• **Dataset entries on figures**
[BEGIN]
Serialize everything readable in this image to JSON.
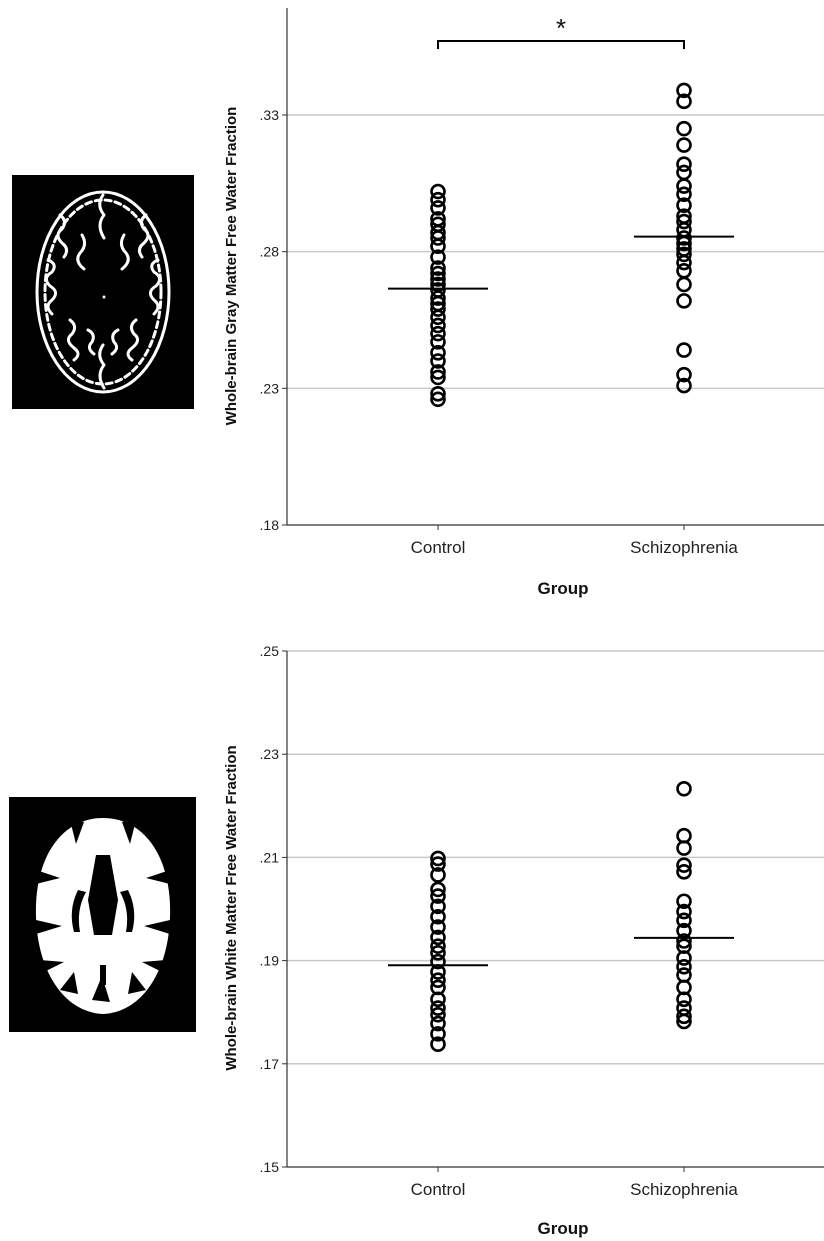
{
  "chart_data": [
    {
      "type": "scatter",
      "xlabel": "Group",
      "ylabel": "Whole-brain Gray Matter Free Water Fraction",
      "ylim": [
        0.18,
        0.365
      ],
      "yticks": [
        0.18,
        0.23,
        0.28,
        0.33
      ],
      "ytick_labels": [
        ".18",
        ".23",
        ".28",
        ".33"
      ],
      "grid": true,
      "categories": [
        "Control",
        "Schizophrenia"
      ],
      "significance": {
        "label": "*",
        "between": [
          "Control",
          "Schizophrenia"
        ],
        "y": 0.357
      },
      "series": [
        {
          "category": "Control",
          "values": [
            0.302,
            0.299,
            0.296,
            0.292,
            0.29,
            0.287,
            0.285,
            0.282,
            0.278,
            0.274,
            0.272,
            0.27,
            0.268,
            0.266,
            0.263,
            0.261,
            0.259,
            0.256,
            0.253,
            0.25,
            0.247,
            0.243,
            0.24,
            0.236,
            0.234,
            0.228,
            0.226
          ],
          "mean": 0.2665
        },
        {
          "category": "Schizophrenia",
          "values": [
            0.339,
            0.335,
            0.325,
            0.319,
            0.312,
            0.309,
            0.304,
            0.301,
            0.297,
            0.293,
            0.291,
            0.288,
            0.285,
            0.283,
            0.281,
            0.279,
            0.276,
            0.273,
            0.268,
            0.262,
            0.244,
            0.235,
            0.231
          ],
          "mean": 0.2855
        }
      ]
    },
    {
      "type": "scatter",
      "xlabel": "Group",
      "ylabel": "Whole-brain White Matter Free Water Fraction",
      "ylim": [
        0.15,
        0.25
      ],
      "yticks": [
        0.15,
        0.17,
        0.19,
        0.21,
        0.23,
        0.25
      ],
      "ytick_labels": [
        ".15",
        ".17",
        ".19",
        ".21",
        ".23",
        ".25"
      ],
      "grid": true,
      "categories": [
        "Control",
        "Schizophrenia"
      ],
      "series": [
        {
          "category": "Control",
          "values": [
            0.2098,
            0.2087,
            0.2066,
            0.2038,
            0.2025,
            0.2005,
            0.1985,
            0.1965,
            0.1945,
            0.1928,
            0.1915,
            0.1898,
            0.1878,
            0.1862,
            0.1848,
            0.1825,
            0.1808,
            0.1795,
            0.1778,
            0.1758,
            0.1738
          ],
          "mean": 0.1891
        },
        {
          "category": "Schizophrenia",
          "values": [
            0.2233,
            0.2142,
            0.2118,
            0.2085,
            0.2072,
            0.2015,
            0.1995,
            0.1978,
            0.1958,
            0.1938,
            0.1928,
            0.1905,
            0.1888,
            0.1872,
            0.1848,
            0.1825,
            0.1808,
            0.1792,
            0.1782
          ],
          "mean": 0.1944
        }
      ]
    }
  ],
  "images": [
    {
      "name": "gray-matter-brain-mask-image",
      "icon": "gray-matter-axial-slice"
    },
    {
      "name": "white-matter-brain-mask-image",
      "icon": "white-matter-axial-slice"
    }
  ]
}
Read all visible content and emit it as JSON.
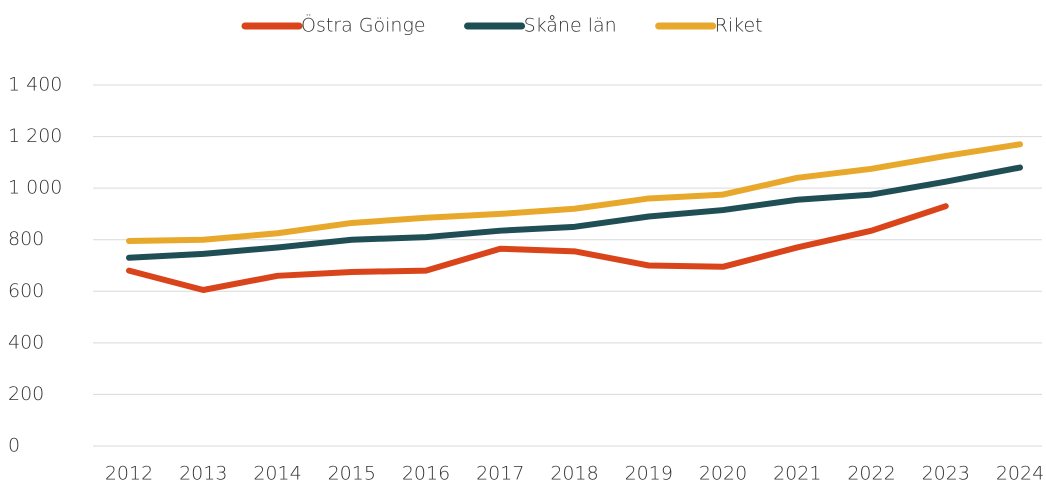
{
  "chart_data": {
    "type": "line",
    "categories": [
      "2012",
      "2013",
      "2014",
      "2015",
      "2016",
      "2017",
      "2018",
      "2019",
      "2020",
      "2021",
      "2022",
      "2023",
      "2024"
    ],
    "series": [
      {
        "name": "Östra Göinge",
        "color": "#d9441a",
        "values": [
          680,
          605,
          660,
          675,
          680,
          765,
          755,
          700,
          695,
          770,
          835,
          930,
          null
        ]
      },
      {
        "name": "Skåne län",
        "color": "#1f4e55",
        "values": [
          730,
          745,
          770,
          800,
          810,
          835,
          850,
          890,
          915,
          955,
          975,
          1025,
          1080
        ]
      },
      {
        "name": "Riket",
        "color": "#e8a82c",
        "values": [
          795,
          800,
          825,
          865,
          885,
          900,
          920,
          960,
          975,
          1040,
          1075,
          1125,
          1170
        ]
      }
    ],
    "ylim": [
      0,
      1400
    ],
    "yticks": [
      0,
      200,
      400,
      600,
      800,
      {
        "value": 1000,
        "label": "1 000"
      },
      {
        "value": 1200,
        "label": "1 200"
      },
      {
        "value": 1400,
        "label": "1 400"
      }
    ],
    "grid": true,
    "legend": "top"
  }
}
[END]
• **Stated goal**
Write out the data precisely as given, excluding the pictures.

• **Response to this task**
Serialize everything readable in this image to JSON.
{
  "chart_data": [
    {
      "type": "scatter",
      "xlabel": "Group",
      "ylabel": "Whole-brain Gray Matter Free Water Fraction",
      "ylim": [
        0.18,
        0.365
      ],
      "yticks": [
        0.18,
        0.23,
        0.28,
        0.33
      ],
      "ytick_labels": [
        ".18",
        ".23",
        ".28",
        ".33"
      ],
      "grid": true,
      "categories": [
        "Control",
        "Schizophrenia"
      ],
      "significance": {
        "label": "*",
        "between": [
          "Control",
          "Schizophrenia"
        ],
        "y": 0.357
      },
      "series": [
        {
          "category": "Control",
          "values": [
            0.302,
            0.299,
            0.296,
            0.292,
            0.29,
            0.287,
            0.285,
            0.282,
            0.278,
            0.274,
            0.272,
            0.27,
            0.268,
            0.266,
            0.263,
            0.261,
            0.259,
            0.256,
            0.253,
            0.25,
            0.247,
            0.243,
            0.24,
            0.236,
            0.234,
            0.228,
            0.226
          ],
          "mean": 0.2665
        },
        {
          "category": "Schizophrenia",
          "values": [
            0.339,
            0.335,
            0.325,
            0.319,
            0.312,
            0.309,
            0.304,
            0.301,
            0.297,
            0.293,
            0.291,
            0.288,
            0.285,
            0.283,
            0.281,
            0.279,
            0.276,
            0.273,
            0.268,
            0.262,
            0.244,
            0.235,
            0.231
          ],
          "mean": 0.2855
        }
      ]
    },
    {
      "type": "scatter",
      "xlabel": "Group",
      "ylabel": "Whole-brain White Matter Free Water Fraction",
      "ylim": [
        0.15,
        0.25
      ],
      "yticks": [
        0.15,
        0.17,
        0.19,
        0.21,
        0.23,
        0.25
      ],
      "ytick_labels": [
        ".15",
        ".17",
        ".19",
        ".21",
        ".23",
        ".25"
      ],
      "grid": true,
      "categories": [
        "Control",
        "Schizophrenia"
      ],
      "series": [
        {
          "category": "Control",
          "values": [
            0.2098,
            0.2087,
            0.2066,
            0.2038,
            0.2025,
            0.2005,
            0.1985,
            0.1965,
            0.1945,
            0.1928,
            0.1915,
            0.1898,
            0.1878,
            0.1862,
            0.1848,
            0.1825,
            0.1808,
            0.1795,
            0.1778,
            0.1758,
            0.1738
          ],
          "mean": 0.1891
        },
        {
          "category": "Schizophrenia",
          "values": [
            0.2233,
            0.2142,
            0.2118,
            0.2085,
            0.2072,
            0.2015,
            0.1995,
            0.1978,
            0.1958,
            0.1938,
            0.1928,
            0.1905,
            0.1888,
            0.1872,
            0.1848,
            0.1825,
            0.1808,
            0.1792,
            0.1782
          ],
          "mean": 0.1944
        }
      ]
    }
  ],
  "images": [
    {
      "name": "gray-matter-brain-mask-image",
      "icon": "gray-matter-axial-slice"
    },
    {
      "name": "white-matter-brain-mask-image",
      "icon": "white-matter-axial-slice"
    }
  ]
}
Read all visible content and emit it as JSON.
{
  "chart_data": {
    "type": "line",
    "categories": [
      "2012",
      "2013",
      "2014",
      "2015",
      "2016",
      "2017",
      "2018",
      "2019",
      "2020",
      "2021",
      "2022",
      "2023",
      "2024"
    ],
    "series": [
      {
        "name": "Östra Göinge",
        "color": "#d9441a",
        "values": [
          680,
          605,
          660,
          675,
          680,
          765,
          755,
          700,
          695,
          770,
          835,
          930,
          null
        ]
      },
      {
        "name": "Skåne län",
        "color": "#1f4e55",
        "values": [
          730,
          745,
          770,
          800,
          810,
          835,
          850,
          890,
          915,
          955,
          975,
          1025,
          1080
        ]
      },
      {
        "name": "Riket",
        "color": "#e8a82c",
        "values": [
          795,
          800,
          825,
          865,
          885,
          900,
          920,
          960,
          975,
          1040,
          1075,
          1125,
          1170
        ]
      }
    ],
    "ylim": [
      0,
      1400
    ],
    "yticks": [
      0,
      200,
      400,
      600,
      800,
      {
        "value": 1000,
        "label": "1 000"
      },
      {
        "value": 1200,
        "label": "1 200"
      },
      {
        "value": 1400,
        "label": "1 400"
      }
    ],
    "grid": true,
    "legend": "top"
  }
}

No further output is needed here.